• [Exercise] Quote the line containing "What does this" and all lines that follow it in the listing below, exactly as written.

* Start Information provided *

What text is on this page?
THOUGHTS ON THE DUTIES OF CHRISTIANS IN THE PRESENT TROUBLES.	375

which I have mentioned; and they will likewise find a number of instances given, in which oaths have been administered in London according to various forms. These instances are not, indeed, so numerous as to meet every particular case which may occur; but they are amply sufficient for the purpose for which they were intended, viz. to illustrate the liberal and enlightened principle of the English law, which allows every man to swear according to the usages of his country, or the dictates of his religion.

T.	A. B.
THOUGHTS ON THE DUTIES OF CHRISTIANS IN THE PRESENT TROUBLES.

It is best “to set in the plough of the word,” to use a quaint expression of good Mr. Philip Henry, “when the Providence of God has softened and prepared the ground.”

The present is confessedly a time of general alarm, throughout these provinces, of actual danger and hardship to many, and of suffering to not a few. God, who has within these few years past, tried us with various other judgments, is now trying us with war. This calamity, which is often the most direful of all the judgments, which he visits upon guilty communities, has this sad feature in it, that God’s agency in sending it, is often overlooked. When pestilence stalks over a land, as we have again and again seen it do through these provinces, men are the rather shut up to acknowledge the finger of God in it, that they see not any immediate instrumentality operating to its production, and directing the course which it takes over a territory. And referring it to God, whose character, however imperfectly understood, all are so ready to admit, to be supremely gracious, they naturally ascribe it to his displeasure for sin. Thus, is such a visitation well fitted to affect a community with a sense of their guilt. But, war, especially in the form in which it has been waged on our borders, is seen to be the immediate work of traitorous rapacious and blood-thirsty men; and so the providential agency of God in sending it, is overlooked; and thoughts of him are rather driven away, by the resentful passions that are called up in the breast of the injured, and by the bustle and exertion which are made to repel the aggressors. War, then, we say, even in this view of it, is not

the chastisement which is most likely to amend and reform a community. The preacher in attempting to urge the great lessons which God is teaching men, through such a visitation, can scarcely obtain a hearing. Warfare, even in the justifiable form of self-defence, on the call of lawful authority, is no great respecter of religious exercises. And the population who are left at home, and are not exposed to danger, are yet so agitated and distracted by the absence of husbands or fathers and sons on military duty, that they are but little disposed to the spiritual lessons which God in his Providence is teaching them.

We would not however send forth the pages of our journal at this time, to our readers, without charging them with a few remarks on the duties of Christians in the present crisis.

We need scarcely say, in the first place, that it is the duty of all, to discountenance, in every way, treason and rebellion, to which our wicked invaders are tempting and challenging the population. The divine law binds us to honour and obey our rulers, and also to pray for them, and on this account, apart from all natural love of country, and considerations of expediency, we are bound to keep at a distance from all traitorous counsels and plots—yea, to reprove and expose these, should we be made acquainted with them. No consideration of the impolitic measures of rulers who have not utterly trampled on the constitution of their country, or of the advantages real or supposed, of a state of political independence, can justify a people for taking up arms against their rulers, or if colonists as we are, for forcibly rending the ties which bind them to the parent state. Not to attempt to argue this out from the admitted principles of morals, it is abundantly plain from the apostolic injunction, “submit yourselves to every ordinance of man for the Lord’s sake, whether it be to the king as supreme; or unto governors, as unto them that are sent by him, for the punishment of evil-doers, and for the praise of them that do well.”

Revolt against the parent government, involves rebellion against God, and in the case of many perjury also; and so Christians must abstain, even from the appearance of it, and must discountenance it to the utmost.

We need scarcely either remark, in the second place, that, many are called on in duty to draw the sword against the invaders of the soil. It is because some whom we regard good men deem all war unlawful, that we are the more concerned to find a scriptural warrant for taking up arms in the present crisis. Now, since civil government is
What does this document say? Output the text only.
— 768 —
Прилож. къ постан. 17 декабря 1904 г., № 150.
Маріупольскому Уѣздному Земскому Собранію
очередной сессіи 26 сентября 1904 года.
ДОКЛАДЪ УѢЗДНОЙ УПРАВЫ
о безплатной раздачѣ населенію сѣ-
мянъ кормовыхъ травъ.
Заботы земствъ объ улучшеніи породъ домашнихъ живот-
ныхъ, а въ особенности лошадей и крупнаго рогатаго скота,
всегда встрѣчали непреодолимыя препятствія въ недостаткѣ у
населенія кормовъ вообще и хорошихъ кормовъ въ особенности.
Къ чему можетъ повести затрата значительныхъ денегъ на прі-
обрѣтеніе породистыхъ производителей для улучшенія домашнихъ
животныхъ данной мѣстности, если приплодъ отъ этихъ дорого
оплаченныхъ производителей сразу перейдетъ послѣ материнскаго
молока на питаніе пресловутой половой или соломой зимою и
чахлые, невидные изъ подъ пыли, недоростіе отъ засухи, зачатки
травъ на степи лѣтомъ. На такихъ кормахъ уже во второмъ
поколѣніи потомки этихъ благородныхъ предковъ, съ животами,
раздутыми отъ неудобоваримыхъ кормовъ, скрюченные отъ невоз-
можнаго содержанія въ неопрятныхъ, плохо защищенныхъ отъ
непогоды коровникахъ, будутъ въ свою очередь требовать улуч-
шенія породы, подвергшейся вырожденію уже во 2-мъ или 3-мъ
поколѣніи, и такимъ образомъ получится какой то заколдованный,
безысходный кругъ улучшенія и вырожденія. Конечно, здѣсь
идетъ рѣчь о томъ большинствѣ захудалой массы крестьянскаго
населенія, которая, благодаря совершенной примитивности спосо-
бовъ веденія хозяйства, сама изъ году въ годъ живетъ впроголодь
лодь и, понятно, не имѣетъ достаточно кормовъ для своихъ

* End Information provided *

• [Output for this task]
What does this document say? Output the text only.
— 768 —
Прилож. къ постан. 17 декабря 1904 г., № 150.
Маріупольскому Уѣздному Земскому Собранію
очередной сессіи 26 сентября 1904 года.
ДОКЛАДЪ УѢЗДНОЙ УПРАВЫ
о безплатной раздачѣ населенію сѣ-
мянъ кормовыхъ травъ.
Заботы земствъ объ улучшеніи породъ домашнихъ живот-
ныхъ, а въ особенности лошадей и крупнаго рогатаго скота,
всегда встрѣчали непреодолимыя препятствія въ недостаткѣ у
населенія кормовъ вообще и хорошихъ кормовъ въ особенности.
Къ чему можетъ повести затрата значительныхъ денегъ на прі-
обрѣтеніе породистыхъ производителей для улучшенія домашнихъ
животныхъ данной мѣстности, если приплодъ отъ этихъ дорого
оплаченныхъ производителей сразу перейдетъ послѣ материнскаго
молока на питаніе пресловутой половой или соломой зимою и
чахлые, невидные изъ подъ пыли, недоростіе отъ засухи, зачатки
травъ на степи лѣтомъ. На такихъ кормахъ уже во второмъ
поколѣніи потомки этихъ благородныхъ предковъ, съ животами,
раздутыми отъ неудобоваримыхъ кормовъ, скрюченные отъ невоз-
можнаго содержанія въ неопрятныхъ, плохо защищенныхъ отъ
непогоды коровникахъ, будутъ въ свою очередь требовать улуч-
шенія породы, подвергшейся вырожденію уже во 2-мъ или 3-мъ
поколѣніи, и такимъ образомъ получится какой то заколдованный,
безысходный кругъ улучшенія и вырожденія. Конечно, здѣсь
идетъ рѣчь о томъ большинствѣ захудалой массы крестьянскаго
населенія, которая, благодаря совершенной примитивности спосо-
бовъ веденія хозяйства, сама изъ году въ годъ живетъ впроголодь
лодь и, понятно, не имѣетъ достаточно кормовъ для своихъ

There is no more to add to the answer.